__What is needed__.
Repeat the records below exactly as they appear.

#### Records to use ####

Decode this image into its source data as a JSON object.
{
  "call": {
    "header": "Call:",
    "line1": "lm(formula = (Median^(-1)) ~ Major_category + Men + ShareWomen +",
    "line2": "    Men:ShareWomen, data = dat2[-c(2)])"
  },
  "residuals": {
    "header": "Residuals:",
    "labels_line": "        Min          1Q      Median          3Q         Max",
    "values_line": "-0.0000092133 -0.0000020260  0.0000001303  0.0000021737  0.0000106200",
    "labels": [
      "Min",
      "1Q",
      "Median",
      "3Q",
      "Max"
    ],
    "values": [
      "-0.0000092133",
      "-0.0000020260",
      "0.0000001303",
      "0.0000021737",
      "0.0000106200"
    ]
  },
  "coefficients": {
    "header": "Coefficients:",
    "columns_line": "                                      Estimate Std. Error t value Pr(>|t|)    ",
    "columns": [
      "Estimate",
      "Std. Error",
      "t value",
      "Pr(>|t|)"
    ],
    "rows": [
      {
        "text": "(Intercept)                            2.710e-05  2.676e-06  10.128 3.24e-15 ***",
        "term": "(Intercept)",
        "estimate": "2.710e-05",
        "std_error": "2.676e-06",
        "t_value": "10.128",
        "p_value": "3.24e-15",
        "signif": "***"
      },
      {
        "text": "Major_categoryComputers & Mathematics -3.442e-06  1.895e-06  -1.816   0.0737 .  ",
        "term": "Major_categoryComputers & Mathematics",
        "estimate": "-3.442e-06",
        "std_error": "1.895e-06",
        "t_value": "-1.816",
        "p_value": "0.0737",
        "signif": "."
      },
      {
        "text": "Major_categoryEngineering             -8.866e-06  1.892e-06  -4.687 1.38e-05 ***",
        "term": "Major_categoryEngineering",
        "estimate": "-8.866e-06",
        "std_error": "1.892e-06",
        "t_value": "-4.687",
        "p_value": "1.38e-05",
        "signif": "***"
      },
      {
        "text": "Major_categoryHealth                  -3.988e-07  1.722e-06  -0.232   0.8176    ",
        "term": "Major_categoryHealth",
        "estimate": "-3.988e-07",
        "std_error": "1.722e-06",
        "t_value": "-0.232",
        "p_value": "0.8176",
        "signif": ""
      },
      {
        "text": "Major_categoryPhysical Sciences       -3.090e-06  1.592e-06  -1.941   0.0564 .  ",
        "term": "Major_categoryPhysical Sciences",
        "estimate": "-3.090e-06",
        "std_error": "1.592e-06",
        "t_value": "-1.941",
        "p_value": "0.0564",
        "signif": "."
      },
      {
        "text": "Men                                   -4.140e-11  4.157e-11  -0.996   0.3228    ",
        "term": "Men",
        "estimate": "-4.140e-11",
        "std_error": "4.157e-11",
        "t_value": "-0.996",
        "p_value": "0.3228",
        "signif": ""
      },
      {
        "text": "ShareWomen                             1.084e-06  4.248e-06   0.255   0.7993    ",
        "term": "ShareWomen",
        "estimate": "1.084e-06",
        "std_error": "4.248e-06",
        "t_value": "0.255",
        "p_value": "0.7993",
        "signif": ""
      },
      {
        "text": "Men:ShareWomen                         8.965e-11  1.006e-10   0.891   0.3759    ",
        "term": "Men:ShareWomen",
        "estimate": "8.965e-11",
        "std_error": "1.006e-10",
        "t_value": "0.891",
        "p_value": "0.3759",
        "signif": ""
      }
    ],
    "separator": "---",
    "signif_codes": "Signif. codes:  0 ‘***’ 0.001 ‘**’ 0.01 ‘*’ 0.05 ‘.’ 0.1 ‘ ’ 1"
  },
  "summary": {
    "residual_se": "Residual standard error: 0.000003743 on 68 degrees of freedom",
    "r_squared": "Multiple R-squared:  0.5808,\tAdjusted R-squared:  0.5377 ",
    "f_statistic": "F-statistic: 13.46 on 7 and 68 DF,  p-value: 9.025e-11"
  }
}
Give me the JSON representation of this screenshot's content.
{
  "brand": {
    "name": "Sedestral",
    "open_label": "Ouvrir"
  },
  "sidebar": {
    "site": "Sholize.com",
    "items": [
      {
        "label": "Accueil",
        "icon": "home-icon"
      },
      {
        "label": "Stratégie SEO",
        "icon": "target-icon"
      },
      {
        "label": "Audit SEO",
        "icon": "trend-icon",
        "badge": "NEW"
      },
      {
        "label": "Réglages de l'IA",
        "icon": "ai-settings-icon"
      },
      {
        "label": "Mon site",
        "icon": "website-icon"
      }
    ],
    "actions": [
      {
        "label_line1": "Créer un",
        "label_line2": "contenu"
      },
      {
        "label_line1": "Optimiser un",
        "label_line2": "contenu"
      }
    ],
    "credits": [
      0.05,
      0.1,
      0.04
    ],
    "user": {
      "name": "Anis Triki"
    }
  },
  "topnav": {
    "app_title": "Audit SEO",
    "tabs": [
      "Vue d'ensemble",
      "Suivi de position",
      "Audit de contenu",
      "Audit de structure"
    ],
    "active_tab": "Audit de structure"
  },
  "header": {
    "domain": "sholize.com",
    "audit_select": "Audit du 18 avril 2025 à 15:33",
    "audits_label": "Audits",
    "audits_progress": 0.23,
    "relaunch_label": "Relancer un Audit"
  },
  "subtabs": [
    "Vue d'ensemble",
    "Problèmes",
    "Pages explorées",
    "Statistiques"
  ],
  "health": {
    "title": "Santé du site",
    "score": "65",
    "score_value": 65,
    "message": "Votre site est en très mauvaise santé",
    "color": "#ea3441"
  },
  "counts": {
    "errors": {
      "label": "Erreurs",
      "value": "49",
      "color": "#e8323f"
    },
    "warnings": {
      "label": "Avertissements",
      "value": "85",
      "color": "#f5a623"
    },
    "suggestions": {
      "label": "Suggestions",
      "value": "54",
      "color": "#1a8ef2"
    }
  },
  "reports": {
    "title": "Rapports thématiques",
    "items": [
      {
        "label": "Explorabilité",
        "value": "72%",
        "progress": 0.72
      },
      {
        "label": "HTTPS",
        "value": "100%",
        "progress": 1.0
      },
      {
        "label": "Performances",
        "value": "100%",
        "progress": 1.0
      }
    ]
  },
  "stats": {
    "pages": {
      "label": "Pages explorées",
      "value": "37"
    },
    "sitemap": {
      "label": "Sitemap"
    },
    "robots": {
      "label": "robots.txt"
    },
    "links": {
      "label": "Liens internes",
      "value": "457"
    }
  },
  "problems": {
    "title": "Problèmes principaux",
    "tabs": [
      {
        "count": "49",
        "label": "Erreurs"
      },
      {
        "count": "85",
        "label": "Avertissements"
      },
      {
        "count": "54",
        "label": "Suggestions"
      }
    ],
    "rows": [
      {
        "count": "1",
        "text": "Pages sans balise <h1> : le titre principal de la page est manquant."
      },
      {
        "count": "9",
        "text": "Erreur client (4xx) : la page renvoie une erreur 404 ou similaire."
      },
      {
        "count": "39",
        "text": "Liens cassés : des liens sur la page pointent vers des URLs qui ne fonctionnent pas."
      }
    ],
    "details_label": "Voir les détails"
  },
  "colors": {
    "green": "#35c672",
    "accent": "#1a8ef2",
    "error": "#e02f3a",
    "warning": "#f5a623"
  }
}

####

__Reply to the exercise__.
Decode this image into its source data as a JSON object.
{
  "call": {
    "header": "Call:",
    "line1": "lm(formula = (Median^(-1)) ~ Major_category + Men + ShareWomen +",
    "line2": "    Men:ShareWomen, data = dat2[-c(2)])"
  },
  "residuals": {
    "header": "Residuals:",
    "labels_line": "        Min          1Q      Median          3Q         Max",
    "values_line": "-0.0000092133 -0.0000020260  0.0000001303  0.0000021737  0.0000106200",
    "labels": [
      "Min",
      "1Q",
      "Median",
      "3Q",
      "Max"
    ],
    "values": [
      "-0.0000092133",
      "-0.0000020260",
      "0.0000001303",
      "0.0000021737",
      "0.0000106200"
    ]
  },
  "coefficients": {
    "header": "Coefficients:",
    "columns_line": "                                      Estimate Std. Error t value Pr(>|t|)    ",
    "columns": [
      "Estimate",
      "Std. Error",
      "t value",
      "Pr(>|t|)"
    ],
    "rows": [
      {
        "text": "(Intercept)                            2.710e-05  2.676e-06  10.128 3.24e-15 ***",
        "term": "(Intercept)",
        "estimate": "2.710e-05",
        "std_error": "2.676e-06",
        "t_value": "10.128",
        "p_value": "3.24e-15",
        "signif": "***"
      },
      {
        "text": "Major_categoryComputers & Mathematics -3.442e-06  1.895e-06  -1.816   0.0737 .  ",
        "term": "Major_categoryComputers & Mathematics",
        "estimate": "-3.442e-06",
        "std_error": "1.895e-06",
        "t_value": "-1.816",
        "p_value": "0.0737",
        "signif": "."
      },
      {
        "text": "Major_categoryEngineering             -8.866e-06  1.892e-06  -4.687 1.38e-05 ***",
        "term": "Major_categoryEngineering",
        "estimate": "-8.866e-06",
        "std_error": "1.892e-06",
        "t_value": "-4.687",
        "p_value": "1.38e-05",
        "signif": "***"
      },
      {
        "text": "Major_categoryHealth                  -3.988e-07  1.722e-06  -0.232   0.8176    ",
        "term": "Major_categoryHealth",
        "estimate": "-3.988e-07",
        "std_error": "1.722e-06",
        "t_value": "-0.232",
        "p_value": "0.8176",
        "signif": ""
      },
      {
        "text": "Major_categoryPhysical Sciences       -3.090e-06  1.592e-06  -1.941   0.0564 .  ",
        "term": "Major_categoryPhysical Sciences",
        "estimate": "-3.090e-06",
        "std_error": "1.592e-06",
        "t_value": "-1.941",
        "p_value": "0.0564",
        "signif": "."
      },
      {
        "text": "Men                                   -4.140e-11  4.157e-11  -0.996   0.3228    ",
        "term": "Men",
        "estimate": "-4.140e-11",
        "std_error": "4.157e-11",
        "t_value": "-0.996",
        "p_value": "0.3228",
        "signif": ""
      },
      {
        "text": "ShareWomen                             1.084e-06  4.248e-06   0.255   0.7993    ",
        "term": "ShareWomen",
        "estimate": "1.084e-06",
        "std_error": "4.248e-06",
        "t_value": "0.255",
        "p_value": "0.7993",
        "signif": ""
      },
      {
        "text": "Men:ShareWomen                         8.965e-11  1.006e-10   0.891   0.3759    ",
        "term": "Men:ShareWomen",
        "estimate": "8.965e-11",
        "std_error": "1.006e-10",
        "t_value": "0.891",
        "p_value": "0.3759",
        "signif": ""
      }
    ],
    "separator": "---",
    "signif_codes": "Signif. codes:  0 ‘***’ 0.001 ‘**’ 0.01 ‘*’ 0.05 ‘.’ 0.1 ‘ ’ 1"
  },
  "summary": {
    "residual_se": "Residual standard error: 0.000003743 on 68 degrees of freedom",
    "r_squared": "Multiple R-squared:  0.5808,\tAdjusted R-squared:  0.5377 ",
    "f_statistic": "F-statistic: 13.46 on 7 and 68 DF,  p-value: 9.025e-11"
  }
}
Give me the JSON representation of this screenshot's content.
{
  "brand": {
    "name": "Sedestral",
    "open_label": "Ouvrir"
  },
  "sidebar": {
    "site": "Sholize.com",
    "items": [
      {
        "label": "Accueil",
        "icon": "home-icon"
      },
      {
        "label": "Stratégie SEO",
        "icon": "target-icon"
      },
      {
        "label": "Audit SEO",
        "icon": "trend-icon",
        "badge": "NEW"
      },
      {
        "label": "Réglages de l'IA",
        "icon": "ai-settings-icon"
      },
      {
        "label": "Mon site",
        "icon": "website-icon"
      }
    ],
    "actions": [
      {
        "label_line1": "Créer un",
        "label_line2": "contenu"
      },
      {
        "label_line1": "Optimiser un",
        "label_line2": "contenu"
      }
    ],
    "credits": [
      0.05,
      0.1,
      0.04
    ],
    "user": {
      "name": "Anis Triki"
    }
  },
  "topnav": {
    "app_title": "Audit SEO",
    "tabs": [
      "Vue d'ensemble",
      "Suivi de position",
      "Audit de contenu",
      "Audit de structure"
    ],
    "active_tab": "Audit de structure"
  },
  "header": {
    "domain": "sholize.com",
    "audit_select": "Audit du 18 avril 2025 à 15:33",
    "audits_label": "Audits",
    "audits_progress": 0.23,
    "relaunch_label": "Relancer un Audit"
  },
  "subtabs": [
    "Vue d'ensemble",
    "Problèmes",
    "Pages explorées",
    "Statistiques"
  ],
  "health": {
    "title": "Santé du site",
    "score": "65",
    "score_value": 65,
    "message": "Votre site est en très mauvaise santé",
    "color": "#ea3441"
  },
  "counts": {
    "errors": {
      "label": "Erreurs",
      "value": "49",
      "color": "#e8323f"
    },
    "warnings": {
      "label": "Avertissements",
      "value": "85",
      "color": "#f5a623"
    },
    "suggestions": {
      "label": "Suggestions",
      "value": "54",
      "color": "#1a8ef2"
    }
  },
  "reports": {
    "title": "Rapports thématiques",
    "items": [
      {
        "label": "Explorabilité",
        "value": "72%",
        "progress": 0.72
      },
      {
        "label": "HTTPS",
        "value": "100%",
        "progress": 1.0
      },
      {
        "label": "Performances",
        "value": "100%",
        "progress": 1.0
      }
    ]
  },
  "stats": {
    "pages": {
      "label": "Pages explorées",
      "value": "37"
    },
    "sitemap": {
      "label": "Sitemap"
    },
    "robots": {
      "label": "robots.txt"
    },
    "links": {
      "label": "Liens internes",
      "value": "457"
    }
  },
  "problems": {
    "title": "Problèmes principaux",
    "tabs": [
      {
        "count": "49",
        "label": "Erreurs"
      },
      {
        "count": "85",
        "label": "Avertissements"
      },
      {
        "count": "54",
        "label": "Suggestions"
      }
    ],
    "rows": [
      {
        "count": "1",
        "text": "Pages sans balise <h1> : le titre principal de la page est manquant."
      },
      {
        "count": "9",
        "text": "Erreur client (4xx) : la page renvoie une erreur 404 ou similaire."
      },
      {
        "count": "39",
        "text": "Liens cassés : des liens sur la page pointent vers des URLs qui ne fonctionnent pas."
      }
    ],
    "details_label": "Voir les détails"
  },
  "colors": {
    "green": "#35c672",
    "accent": "#1a8ef2",
    "error": "#e02f3a",
    "warning": "#f5a623"
  }
}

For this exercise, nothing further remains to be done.